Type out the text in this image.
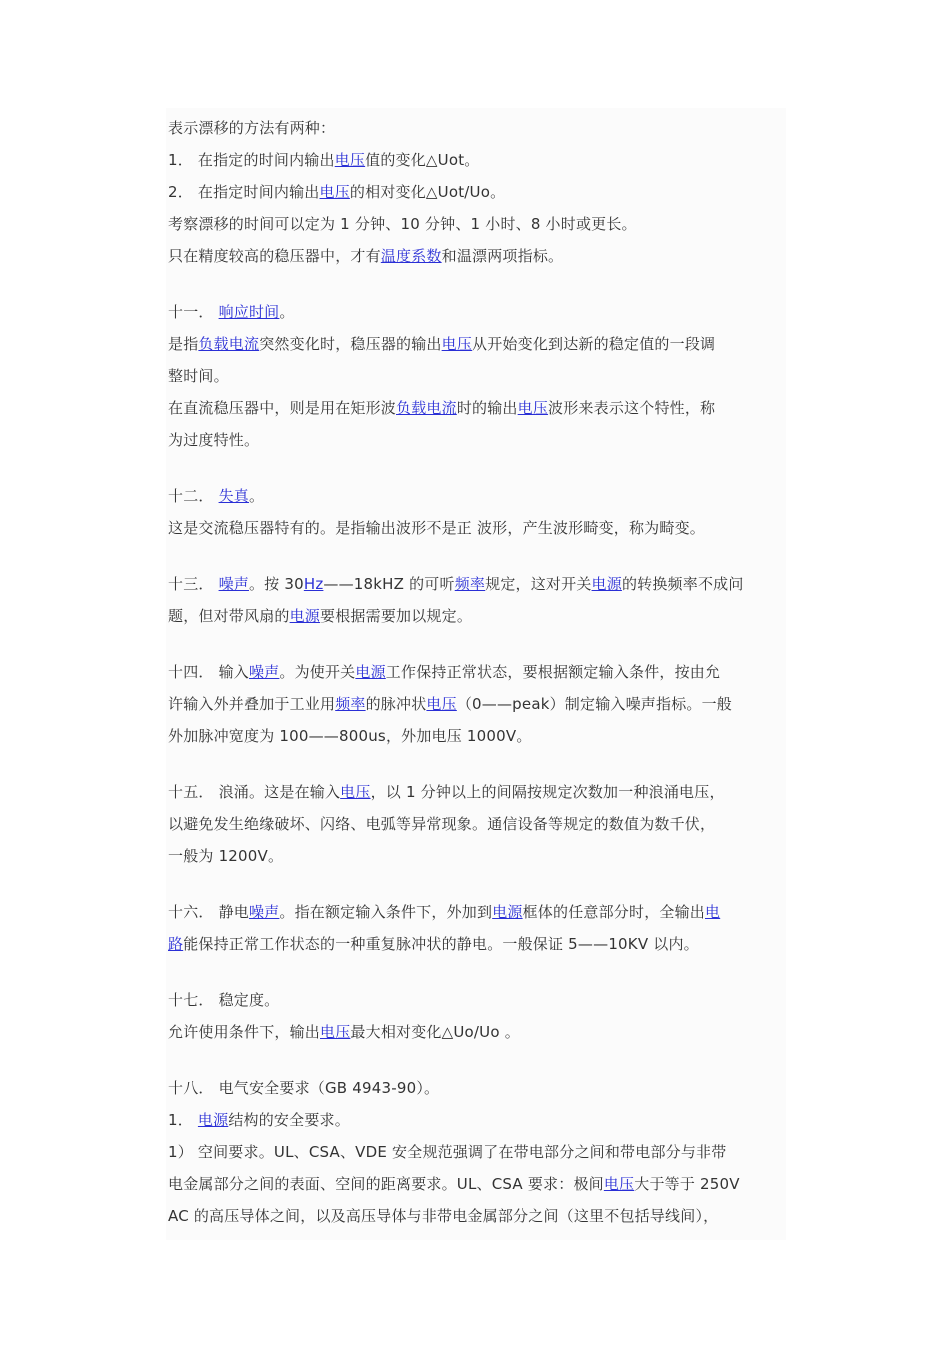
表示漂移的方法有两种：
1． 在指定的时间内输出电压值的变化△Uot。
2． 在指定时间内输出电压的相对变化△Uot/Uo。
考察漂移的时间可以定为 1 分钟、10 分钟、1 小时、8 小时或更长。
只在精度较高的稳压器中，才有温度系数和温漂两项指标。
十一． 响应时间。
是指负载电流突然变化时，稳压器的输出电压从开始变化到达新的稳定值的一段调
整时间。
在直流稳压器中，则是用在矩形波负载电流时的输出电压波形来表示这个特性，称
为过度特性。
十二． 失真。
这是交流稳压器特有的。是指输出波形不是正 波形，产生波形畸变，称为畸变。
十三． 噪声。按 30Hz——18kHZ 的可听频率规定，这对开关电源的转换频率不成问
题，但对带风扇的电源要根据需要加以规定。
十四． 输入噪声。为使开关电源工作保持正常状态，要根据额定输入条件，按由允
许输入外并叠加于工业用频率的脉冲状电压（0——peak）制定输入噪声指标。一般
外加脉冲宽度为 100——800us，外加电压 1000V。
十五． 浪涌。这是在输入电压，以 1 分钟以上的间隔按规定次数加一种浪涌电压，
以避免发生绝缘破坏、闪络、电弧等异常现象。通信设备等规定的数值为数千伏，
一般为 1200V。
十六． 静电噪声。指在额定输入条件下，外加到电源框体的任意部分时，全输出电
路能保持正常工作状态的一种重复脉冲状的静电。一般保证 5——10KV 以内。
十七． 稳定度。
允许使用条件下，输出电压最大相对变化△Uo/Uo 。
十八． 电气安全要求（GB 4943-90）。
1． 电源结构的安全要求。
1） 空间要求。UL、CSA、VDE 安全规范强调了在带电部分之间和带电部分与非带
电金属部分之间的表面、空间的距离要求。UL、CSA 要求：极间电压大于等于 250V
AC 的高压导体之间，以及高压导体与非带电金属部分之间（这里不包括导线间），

==========

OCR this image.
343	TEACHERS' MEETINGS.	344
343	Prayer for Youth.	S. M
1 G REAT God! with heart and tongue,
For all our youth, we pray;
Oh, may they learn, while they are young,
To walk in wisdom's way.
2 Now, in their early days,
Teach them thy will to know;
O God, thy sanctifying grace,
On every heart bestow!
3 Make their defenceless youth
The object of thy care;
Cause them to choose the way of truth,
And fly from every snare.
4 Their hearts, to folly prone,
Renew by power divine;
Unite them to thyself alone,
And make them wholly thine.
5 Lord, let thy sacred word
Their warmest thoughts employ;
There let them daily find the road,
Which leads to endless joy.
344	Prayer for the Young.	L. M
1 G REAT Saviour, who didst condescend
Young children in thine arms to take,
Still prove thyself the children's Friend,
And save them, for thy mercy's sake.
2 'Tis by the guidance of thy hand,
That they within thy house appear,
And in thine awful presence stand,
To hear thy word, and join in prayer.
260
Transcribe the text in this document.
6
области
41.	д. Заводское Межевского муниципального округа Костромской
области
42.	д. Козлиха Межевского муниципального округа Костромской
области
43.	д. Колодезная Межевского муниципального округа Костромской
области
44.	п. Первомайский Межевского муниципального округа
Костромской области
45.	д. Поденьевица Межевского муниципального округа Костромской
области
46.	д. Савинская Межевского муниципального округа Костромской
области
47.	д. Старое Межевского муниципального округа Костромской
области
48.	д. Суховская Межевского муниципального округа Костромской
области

==========

### What to produce
Take each line of the material that contains the word "this" and list it.

### Solution
Type out the text in this image.
OCR this image.
Transcribe the text in this document.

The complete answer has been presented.